* WHAT YOU HAVE TO DO
Count every line in the data below where "elements" occurs, then state that number and nothing more.

* EXTRACTED DATA
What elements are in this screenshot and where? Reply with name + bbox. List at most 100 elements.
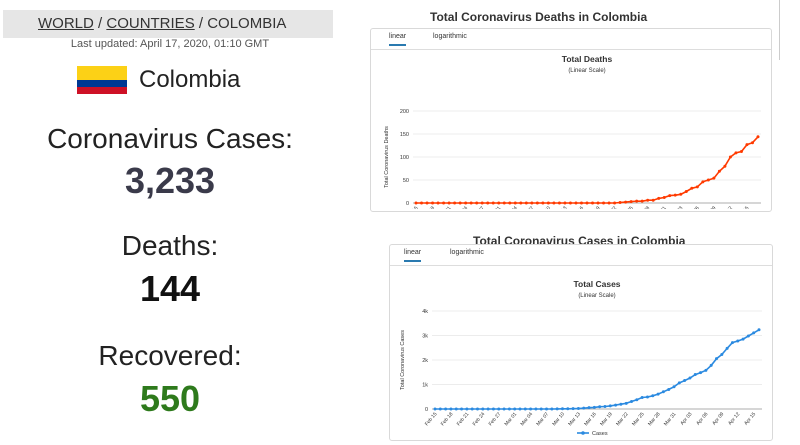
deaths-data-point xyxy=(695,185,699,189)
cases-data-point xyxy=(529,407,533,411)
deaths-data-point xyxy=(673,193,677,197)
deaths-data-point xyxy=(602,201,606,205)
cases-data-point xyxy=(725,346,729,350)
deaths-data-point xyxy=(591,201,595,205)
deaths-data-point xyxy=(464,201,468,205)
recovered-label: Recovered: xyxy=(98,340,242,371)
cases-data-point xyxy=(603,405,607,409)
deaths-label: Deaths: xyxy=(121,230,219,261)
cases-y-axis-label: Total Coronavirus Cases xyxy=(400,330,406,390)
deaths-data-point xyxy=(497,201,501,205)
deaths-data-point xyxy=(486,201,490,205)
deaths-x-tick-label: Mar 31 xyxy=(653,205,668,209)
deaths-y-tick-label: 50 xyxy=(403,178,409,184)
cases-data-point xyxy=(672,385,676,389)
deaths-data-point xyxy=(579,201,583,205)
cases-data-point xyxy=(475,407,479,411)
cases-y-tick-label: 4k xyxy=(422,309,428,315)
cases-data-point xyxy=(688,376,692,380)
cases-data-point xyxy=(539,407,543,411)
cases-data-point xyxy=(460,407,464,411)
tab-logarithmic[interactable]: logarithmic xyxy=(450,249,484,256)
cases-data-point xyxy=(656,392,660,396)
cases-x-tick-label: Mar 22 xyxy=(615,411,630,427)
cases-data-point xyxy=(550,407,554,411)
cases-x-tick-label: Mar 25 xyxy=(631,411,646,427)
cases-data-point xyxy=(523,407,527,411)
deaths-x-tick-label: Feb 21 xyxy=(438,205,453,209)
cases-x-tick-label: Mar 19 xyxy=(599,411,614,427)
cases-data-point xyxy=(677,381,681,385)
deaths-data-point xyxy=(436,201,440,205)
cases-x-tick-label: Feb 27 xyxy=(488,411,503,427)
deaths-x-tick-label: Mar 10 xyxy=(537,205,552,209)
cases-data-point xyxy=(709,363,713,367)
deaths-y-axis-label: Total Coronavirus Deaths xyxy=(384,126,390,188)
deaths-x-tick-label: Apr 09 xyxy=(703,205,717,209)
cases-data-point xyxy=(438,407,442,411)
cases-x-tick-label: Mar 28 xyxy=(647,411,662,427)
cases-label: Coronavirus Cases: xyxy=(47,123,293,154)
cases-data-point xyxy=(752,331,756,335)
cases-data-point xyxy=(433,407,437,411)
cases-chart-box: linear logarithmic Total Cases (Linear Sc… xyxy=(389,244,773,441)
cases-data-point xyxy=(757,328,761,332)
deaths-data-point xyxy=(513,201,517,205)
deaths-data-point xyxy=(431,201,435,205)
cases-x-tick-label: Apr 03 xyxy=(679,411,693,426)
deaths-chart: Total Deaths (Linear Scale) Total Coronavi… xyxy=(384,54,761,209)
cases-data-point xyxy=(449,407,453,411)
cases-x-tick-label: Apr 06 xyxy=(695,411,709,426)
deaths-data-point xyxy=(635,199,639,203)
cases-data-point xyxy=(640,395,644,399)
cases-data-point xyxy=(630,400,634,404)
deaths-data-point xyxy=(469,201,473,205)
deaths-tabs: linear logarithmic xyxy=(371,29,771,50)
cases-data-point xyxy=(608,404,612,408)
cases-y-tick-label: 2k xyxy=(422,358,428,364)
cases-data-point xyxy=(470,407,474,411)
cases-value: 3,233 xyxy=(124,160,216,201)
cases-data-point xyxy=(741,337,745,341)
breadcrumb-world-link[interactable]: WORLD xyxy=(38,15,94,32)
deaths-data-point xyxy=(657,196,661,200)
deaths-data-point xyxy=(734,151,738,155)
country-header: Colombia xyxy=(77,64,240,96)
scroll-divider xyxy=(779,0,780,60)
deaths-data-point xyxy=(624,200,628,204)
deaths-data-point xyxy=(508,201,512,205)
deaths-data-point xyxy=(563,201,567,205)
cases-data-point xyxy=(545,407,549,411)
cases-data-point xyxy=(582,406,586,410)
deaths-x-tick-label: Mar 19 xyxy=(587,205,602,209)
cases-x-tick-label: Feb 15 xyxy=(424,411,439,427)
deaths-panel-title: Total Coronavirus Deaths in Colombia xyxy=(430,10,648,24)
deaths-x-tick-label: Feb 27 xyxy=(471,205,486,209)
tab-linear[interactable]: linear xyxy=(404,249,422,262)
cases-x-tick-label: Mar 31 xyxy=(663,411,678,427)
deaths-data-point xyxy=(690,186,694,190)
deaths-chart-title: Total Deaths xyxy=(562,54,613,64)
cases-data-point xyxy=(746,334,750,338)
deaths-data-point xyxy=(557,201,561,205)
last-updated: Last updated: April 17, 2020, 01:10 GMT xyxy=(70,38,270,50)
deaths-data-point xyxy=(684,190,688,193)
deaths-x-tick-label: Mar 16 xyxy=(570,205,585,209)
deaths-data-point xyxy=(679,192,683,196)
tab-logarithmic[interactable]: logarithmic xyxy=(433,33,467,40)
tab-linear[interactable]: linear xyxy=(389,33,407,46)
deaths-data-point xyxy=(574,201,578,205)
deaths-data-point xyxy=(442,201,446,205)
cases-data-point xyxy=(502,407,506,411)
breadcrumb: WORLD / COUNTRIES / COLOMBIA xyxy=(3,10,333,38)
cases-data-point xyxy=(576,406,580,410)
deaths-data-point xyxy=(717,169,721,173)
deaths-data-point xyxy=(524,201,528,205)
breadcrumb-countries-link[interactable]: COUNTRIES xyxy=(106,15,195,32)
deaths-chart-subtitle: (Linear Scale) xyxy=(568,68,605,74)
cases-x-tick-label: Feb 21 xyxy=(456,411,471,427)
deaths-x-tick-label: Apr 15 xyxy=(736,205,750,209)
deaths-x-tick-label: Mar 22 xyxy=(604,205,619,209)
deaths-x-tick-label: Mar 07 xyxy=(521,205,536,209)
deaths-data-point xyxy=(480,201,484,205)
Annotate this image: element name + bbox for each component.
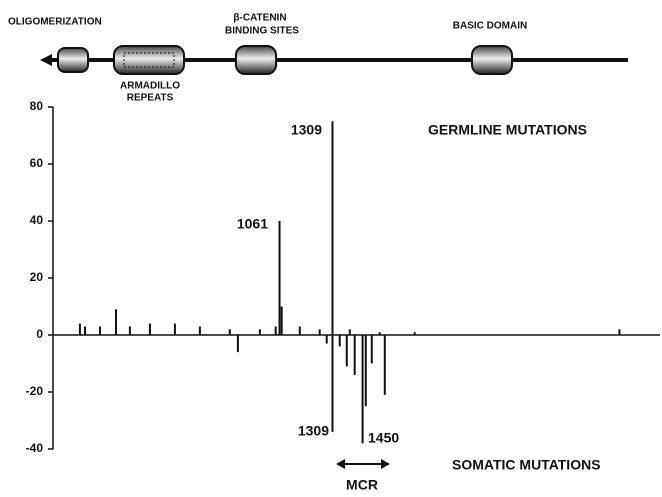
chart: OLIGOMERIZATION ARMADILLO REPEATS β-CATE… (0, 0, 662, 497)
y-tick-label: 0 (36, 327, 43, 341)
y-tick-label: 80 (30, 99, 44, 113)
bar (362, 335, 364, 443)
bar (384, 335, 386, 395)
bar (331, 121, 333, 335)
bar (331, 335, 333, 432)
domain-label: OLIGOMERIZATION (8, 17, 102, 28)
bar (414, 332, 416, 335)
domain-label: REPEATS (127, 93, 174, 104)
peak-label: 1309 (298, 423, 329, 439)
protein-diagram (40, 46, 628, 74)
bar (349, 329, 351, 335)
bar (129, 326, 131, 335)
y-tick-label: -20 (26, 384, 44, 398)
bar (281, 307, 283, 336)
bar (379, 332, 381, 335)
bar (354, 335, 356, 375)
bar (259, 329, 261, 335)
bar (326, 335, 328, 344)
bar (319, 329, 321, 335)
y-tick-label: 40 (30, 213, 44, 227)
domain-label: ARMADILLO (120, 81, 180, 92)
mcr-arrow (336, 459, 390, 469)
peak-label: 1061 (237, 216, 268, 232)
bar (79, 324, 81, 335)
bar (237, 335, 239, 352)
bar (371, 335, 373, 364)
bar (84, 326, 86, 335)
peak-label: 1309 (291, 122, 322, 138)
bar (275, 326, 277, 335)
bar (279, 221, 281, 335)
bar (339, 335, 341, 346)
bar (618, 329, 620, 335)
peak-label: 1450 (368, 430, 399, 446)
domain-label: BINDING SITES (225, 26, 299, 37)
bar (99, 326, 101, 335)
bar (229, 329, 231, 335)
y-tick-label: 60 (30, 156, 44, 170)
bar (299, 326, 301, 335)
bar (174, 324, 176, 335)
y-tick-label: -40 (26, 441, 44, 455)
domain-label: β-CATENIN (233, 13, 286, 24)
bar (365, 335, 367, 406)
bar (149, 324, 151, 335)
series-label: SOMATIC MUTATIONS (452, 457, 601, 473)
bar (199, 326, 201, 335)
bar (346, 335, 348, 366)
series-label: GERMLINE MUTATIONS (428, 122, 587, 138)
bar (115, 309, 117, 335)
domain-label: BASIC DOMAIN (453, 21, 527, 32)
mcr-label: MCR (346, 477, 378, 493)
y-tick-label: 20 (30, 270, 44, 284)
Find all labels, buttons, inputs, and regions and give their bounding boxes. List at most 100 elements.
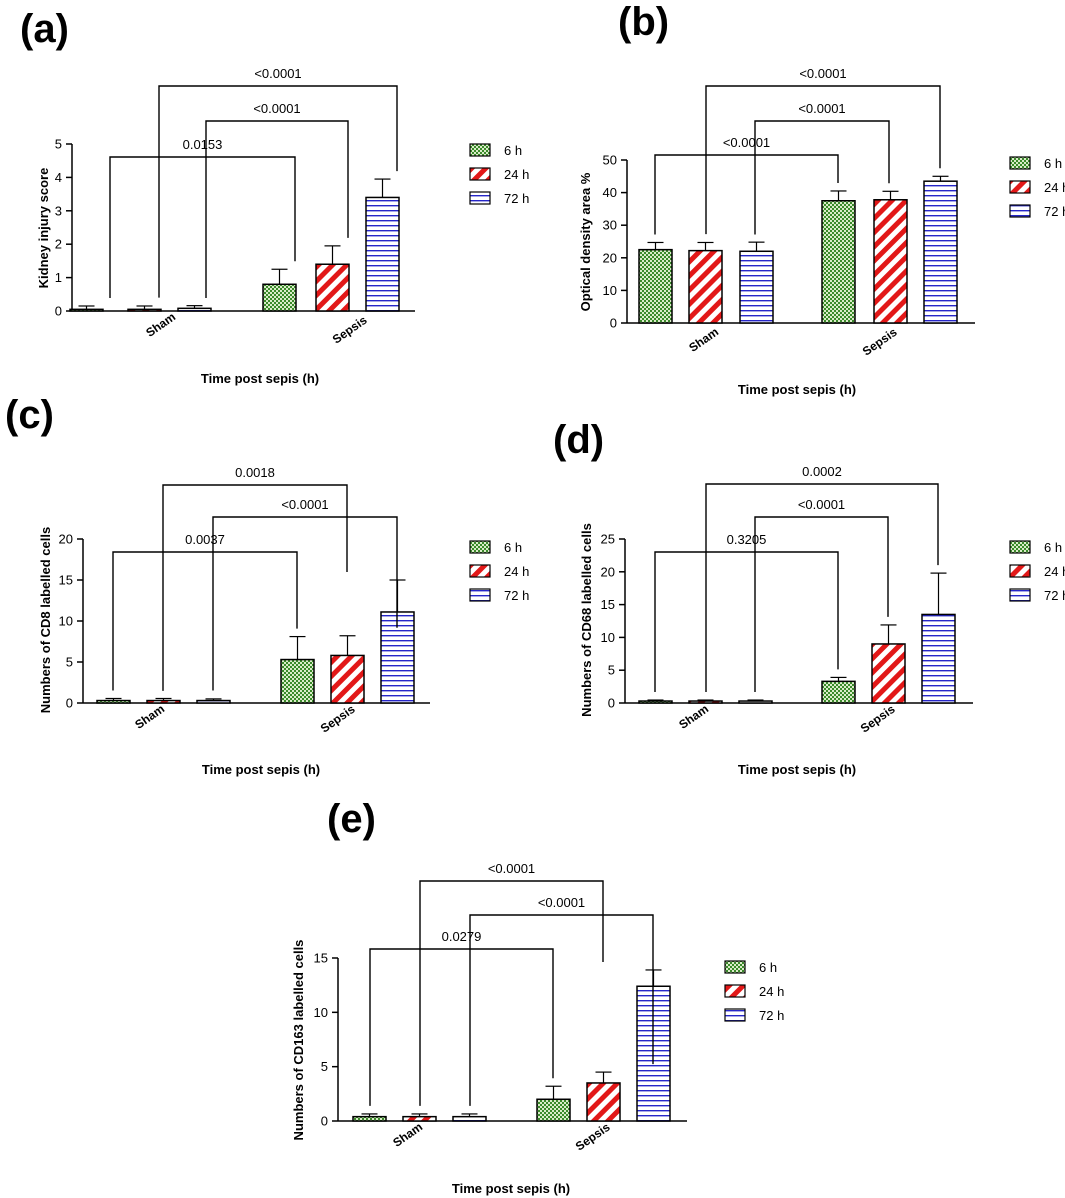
y-axis-title: Optical density area % — [578, 172, 593, 311]
y-tick-label: 5 — [608, 663, 615, 678]
bar-sepsis-24h — [330, 654, 365, 704]
bar-sham-24h — [146, 699, 181, 704]
legend-swatch — [469, 564, 491, 578]
bar-sepsis-24h — [586, 1082, 621, 1122]
bar-sham-72h — [452, 1115, 487, 1122]
bar-sepsis-72h — [921, 613, 956, 704]
p-value-label: <0.0001 — [538, 895, 585, 910]
legend-swatch — [724, 1008, 746, 1022]
legend-swatch — [1009, 588, 1031, 602]
bar-sham-24h — [688, 700, 723, 704]
significance-bracket — [705, 85, 941, 235]
y-tick-label: 0 — [55, 304, 62, 319]
y-tick-label: 25 — [601, 532, 615, 547]
y-axis-title: Numbers of CD163 labelled cells — [291, 940, 306, 1141]
y-tick-label: 30 — [603, 218, 617, 233]
x-category-label: Sham — [143, 310, 178, 340]
p-value-label: <0.0001 — [798, 497, 845, 512]
legend-label: 72 h — [1044, 588, 1065, 603]
y-tick-label: 0 — [608, 696, 615, 711]
bar-sham-72h — [177, 307, 212, 312]
legend-swatch — [469, 191, 491, 205]
y-tick-label: 40 — [603, 185, 617, 200]
x-axis-title: Time post sepis (h) — [201, 371, 319, 386]
y-tick-label: 10 — [603, 283, 617, 298]
legend-swatch — [1009, 180, 1031, 194]
significance-bracket — [162, 484, 348, 691]
legend-swatch — [1009, 156, 1031, 170]
y-tick-label: 1 — [55, 270, 62, 285]
bar-sepsis-6h — [536, 1098, 571, 1122]
y-tick-label: 0 — [610, 316, 617, 331]
significance-bracket — [754, 516, 889, 693]
p-value-label: <0.0001 — [798, 101, 845, 116]
x-axis-title: Time post sepis (h) — [202, 762, 320, 777]
bar-sham-6h — [96, 699, 131, 704]
significance-bracket — [112, 551, 298, 691]
y-tick-label: 10 — [314, 1005, 328, 1020]
bar-sepsis-6h — [821, 200, 856, 324]
panel-label: (a) — [20, 7, 69, 51]
y-tick-label: 0 — [321, 1114, 328, 1129]
bar-sepsis-24h — [315, 263, 350, 312]
legend-label: 24 h — [1044, 180, 1065, 195]
chart-panel-a: (a) 0 1 2 3 4 5 Sham Sepsis Time post sepis (h) Ki… — [20, 7, 529, 386]
x-axis-title: Time post sepis (h) — [738, 762, 856, 777]
significance-bracket — [158, 85, 398, 298]
legend-swatch — [469, 167, 491, 181]
p-value-label: 0.3205 — [727, 532, 767, 547]
significance-bracket — [654, 551, 839, 693]
bar-sham-6h — [352, 1115, 387, 1122]
x-category-label: Sham — [132, 702, 167, 732]
y-tick-label: 2 — [55, 237, 62, 252]
bar-sham-24h — [127, 308, 162, 312]
p-value-label: <0.0001 — [281, 497, 328, 512]
p-value-label: <0.0001 — [799, 66, 846, 81]
y-tick-label: 15 — [59, 573, 73, 588]
significance-bracket — [369, 948, 554, 1106]
chart-panel-d: (d) 0 5 10 15 20 25 Sham Sepsis Time post sepis (… — [553, 418, 1065, 777]
y-tick-label: 10 — [59, 614, 73, 629]
panel-label: (b) — [618, 0, 669, 44]
y-tick-label: 20 — [603, 250, 617, 265]
bar-sepsis-24h — [871, 643, 906, 704]
legend-label: 6 h — [759, 960, 777, 975]
legend-label: 24 h — [1044, 564, 1065, 579]
chart-panel-c: (c) 0 5 10 15 20 Sham Sepsis Time post sepis (h)… — [5, 393, 529, 777]
bar-sham-72h — [196, 699, 231, 704]
significance-bracket — [754, 120, 890, 235]
legend-swatch — [1009, 204, 1031, 218]
legend-label: 6 h — [1044, 156, 1062, 171]
y-axis-title: Numbers of CD68 labelled cells — [579, 523, 594, 717]
legend-label: 72 h — [504, 191, 529, 206]
legend-label: 72 h — [504, 588, 529, 603]
chart-panel-e: (e) 0 5 10 15 Sham Sepsis Time post sepis (h) Nu… — [291, 797, 784, 1196]
y-tick-label: 3 — [55, 203, 62, 218]
y-axis-title: Kidney injury score — [36, 168, 51, 289]
y-tick-label: 50 — [603, 153, 617, 168]
p-value-label: 0.0018 — [235, 465, 275, 480]
x-category-label: Sepsis — [330, 313, 370, 347]
significance-bracket — [109, 156, 296, 298]
bar-sham-24h — [688, 249, 723, 324]
legend-swatch — [469, 143, 491, 157]
x-axis-title: Time post sepis (h) — [738, 382, 856, 397]
x-category-label: Sham — [676, 702, 711, 732]
x-axis-title: Time post sepis (h) — [452, 1181, 570, 1196]
y-tick-label: 10 — [601, 630, 615, 645]
bar-sepsis-72h — [923, 180, 958, 324]
p-value-label: 0.0037 — [185, 532, 225, 547]
y-tick-label: 5 — [55, 137, 62, 152]
y-tick-label: 15 — [314, 951, 328, 966]
y-tick-label: 0 — [66, 696, 73, 711]
legend-label: 6 h — [504, 540, 522, 555]
bar-sham-72h — [738, 700, 773, 704]
significance-bracket — [205, 120, 349, 298]
bar-sepsis-6h — [821, 680, 856, 704]
legend-swatch — [1009, 564, 1031, 578]
bar-sham-6h — [638, 700, 673, 704]
significance-bracket — [705, 483, 939, 693]
p-value-label: <0.0001 — [488, 861, 535, 876]
legend-label: 6 h — [1044, 540, 1062, 555]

* TASK OUTPUT
2